• INFORMATION PROVIDED
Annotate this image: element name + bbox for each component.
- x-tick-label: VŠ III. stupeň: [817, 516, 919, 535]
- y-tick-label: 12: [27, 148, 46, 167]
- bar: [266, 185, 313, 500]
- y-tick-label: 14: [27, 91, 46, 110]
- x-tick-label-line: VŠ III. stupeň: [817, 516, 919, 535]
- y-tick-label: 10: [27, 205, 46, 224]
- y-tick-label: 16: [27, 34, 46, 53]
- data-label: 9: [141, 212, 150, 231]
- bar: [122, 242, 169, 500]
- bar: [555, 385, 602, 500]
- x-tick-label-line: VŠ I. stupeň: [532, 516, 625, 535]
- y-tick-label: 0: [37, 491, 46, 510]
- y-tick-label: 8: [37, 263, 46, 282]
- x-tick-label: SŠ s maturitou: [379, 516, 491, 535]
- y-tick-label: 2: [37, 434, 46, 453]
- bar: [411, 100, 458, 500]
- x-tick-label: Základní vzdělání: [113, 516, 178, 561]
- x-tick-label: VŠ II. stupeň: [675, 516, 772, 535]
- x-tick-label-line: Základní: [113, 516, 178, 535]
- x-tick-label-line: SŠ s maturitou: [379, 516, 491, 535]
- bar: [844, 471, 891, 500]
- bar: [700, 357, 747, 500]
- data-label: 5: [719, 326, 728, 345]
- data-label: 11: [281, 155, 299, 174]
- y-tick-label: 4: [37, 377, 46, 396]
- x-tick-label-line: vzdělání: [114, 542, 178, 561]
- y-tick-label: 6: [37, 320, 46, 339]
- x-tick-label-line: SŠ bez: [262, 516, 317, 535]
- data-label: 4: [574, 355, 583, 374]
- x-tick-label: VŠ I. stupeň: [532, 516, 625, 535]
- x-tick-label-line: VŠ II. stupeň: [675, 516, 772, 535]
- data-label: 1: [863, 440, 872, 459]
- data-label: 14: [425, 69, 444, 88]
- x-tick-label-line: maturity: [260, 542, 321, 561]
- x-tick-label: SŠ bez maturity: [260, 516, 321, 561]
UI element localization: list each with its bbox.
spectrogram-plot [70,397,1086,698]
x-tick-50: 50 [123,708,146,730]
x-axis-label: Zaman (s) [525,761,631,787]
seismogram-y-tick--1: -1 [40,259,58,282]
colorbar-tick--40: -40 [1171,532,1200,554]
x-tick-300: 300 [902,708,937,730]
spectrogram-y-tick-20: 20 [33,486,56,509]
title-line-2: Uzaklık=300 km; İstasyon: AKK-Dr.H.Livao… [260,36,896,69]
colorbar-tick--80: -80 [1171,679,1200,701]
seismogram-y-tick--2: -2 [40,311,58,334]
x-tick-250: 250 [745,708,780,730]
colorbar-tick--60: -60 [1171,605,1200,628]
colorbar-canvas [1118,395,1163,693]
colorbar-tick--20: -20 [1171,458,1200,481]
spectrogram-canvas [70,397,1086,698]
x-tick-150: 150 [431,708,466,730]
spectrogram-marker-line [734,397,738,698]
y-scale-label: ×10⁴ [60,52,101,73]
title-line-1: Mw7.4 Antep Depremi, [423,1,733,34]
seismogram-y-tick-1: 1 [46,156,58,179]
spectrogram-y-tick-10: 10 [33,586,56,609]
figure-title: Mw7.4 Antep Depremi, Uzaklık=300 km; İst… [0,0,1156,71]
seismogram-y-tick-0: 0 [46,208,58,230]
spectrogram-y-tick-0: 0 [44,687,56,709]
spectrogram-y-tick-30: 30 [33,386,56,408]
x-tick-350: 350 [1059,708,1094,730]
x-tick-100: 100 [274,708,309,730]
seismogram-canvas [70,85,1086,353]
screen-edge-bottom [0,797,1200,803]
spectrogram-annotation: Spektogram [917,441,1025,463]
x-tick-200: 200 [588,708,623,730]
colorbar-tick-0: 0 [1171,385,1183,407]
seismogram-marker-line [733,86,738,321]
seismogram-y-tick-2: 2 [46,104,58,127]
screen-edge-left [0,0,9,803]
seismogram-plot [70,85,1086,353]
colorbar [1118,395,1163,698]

• PROBLEM DESCRIPTION
Copy every line of the records above without changing a single character.

• TASK ANSWER
Annotate this image: element name + bbox for each component.
- x-tick-label: VŠ III. stupeň: [817, 516, 919, 535]
- y-tick-label: 12: [27, 148, 46, 167]
- bar: [266, 185, 313, 500]
- y-tick-label: 14: [27, 91, 46, 110]
- x-tick-label-line: VŠ III. stupeň: [817, 516, 919, 535]
- y-tick-label: 10: [27, 205, 46, 224]
- y-tick-label: 16: [27, 34, 46, 53]
- data-label: 9: [141, 212, 150, 231]
- bar: [122, 242, 169, 500]
- bar: [555, 385, 602, 500]
- x-tick-label-line: VŠ I. stupeň: [532, 516, 625, 535]
- y-tick-label: 0: [37, 491, 46, 510]
- y-tick-label: 8: [37, 263, 46, 282]
- x-tick-label: SŠ s maturitou: [379, 516, 491, 535]
- y-tick-label: 2: [37, 434, 46, 453]
- bar: [411, 100, 458, 500]
- x-tick-label: Základní vzdělání: [113, 516, 178, 561]
- x-tick-label: VŠ II. stupeň: [675, 516, 772, 535]
- x-tick-label-line: Základní: [113, 516, 178, 535]
- x-tick-label-line: SŠ s maturitou: [379, 516, 491, 535]
- bar: [844, 471, 891, 500]
- bar: [700, 357, 747, 500]
- data-label: 5: [719, 326, 728, 345]
- data-label: 11: [281, 155, 299, 174]
- y-tick-label: 4: [37, 377, 46, 396]
- x-tick-label-line: vzdělání: [114, 542, 178, 561]
- y-tick-label: 6: [37, 320, 46, 339]
- x-tick-label-line: SŠ bez: [262, 516, 317, 535]
- data-label: 4: [574, 355, 583, 374]
- x-tick-label: VŠ I. stupeň: [532, 516, 625, 535]
- x-tick-label-line: VŠ II. stupeň: [675, 516, 772, 535]
- data-label: 1: [863, 440, 872, 459]
- data-label: 14: [425, 69, 444, 88]
- x-tick-label-line: maturity: [260, 542, 321, 561]
- x-tick-label: SŠ bez maturity: [260, 516, 321, 561]
UI element localization: list each with its bbox.
spectrogram-plot [70,397,1086,698]
x-tick-50: 50 [123,708,146,730]
x-axis-label: Zaman (s) [525,761,631,787]
seismogram-y-tick--1: -1 [40,259,58,282]
colorbar-tick--40: -40 [1171,532,1200,554]
x-tick-300: 300 [902,708,937,730]
spectrogram-y-tick-20: 20 [33,486,56,509]
title-line-2: Uzaklık=300 km; İstasyon: AKK-Dr.H.Livao… [260,36,896,69]
colorbar-tick--80: -80 [1171,679,1200,701]
seismogram-y-tick--2: -2 [40,311,58,334]
x-tick-250: 250 [745,708,780,730]
colorbar-tick--60: -60 [1171,605,1200,628]
colorbar-canvas [1118,395,1163,693]
colorbar-tick--20: -20 [1171,458,1200,481]
spectrogram-canvas [70,397,1086,698]
x-tick-150: 150 [431,708,466,730]
spectrogram-marker-line [734,397,738,698]
y-scale-label: ×10⁴ [60,52,101,73]
title-line-1: Mw7.4 Antep Depremi, [423,1,733,34]
seismogram-y-tick-1: 1 [46,156,58,179]
spectrogram-y-tick-10: 10 [33,586,56,609]
figure-title: Mw7.4 Antep Depremi, Uzaklık=300 km; İst… [0,0,1156,71]
seismogram-y-tick-0: 0 [46,208,58,230]
spectrogram-y-tick-0: 0 [44,687,56,709]
spectrogram-y-tick-30: 30 [33,386,56,408]
x-tick-350: 350 [1059,708,1094,730]
x-tick-100: 100 [274,708,309,730]
seismogram-canvas [70,85,1086,353]
screen-edge-bottom [0,797,1200,803]
spectrogram-annotation: Spektogram [917,441,1025,463]
x-tick-200: 200 [588,708,623,730]
colorbar-tick-0: 0 [1171,385,1183,407]
seismogram-marker-line [733,86,738,321]
seismogram-y-tick-2: 2 [46,104,58,127]
screen-edge-left [0,0,9,803]
seismogram-plot [70,85,1086,353]
colorbar [1118,395,1163,698]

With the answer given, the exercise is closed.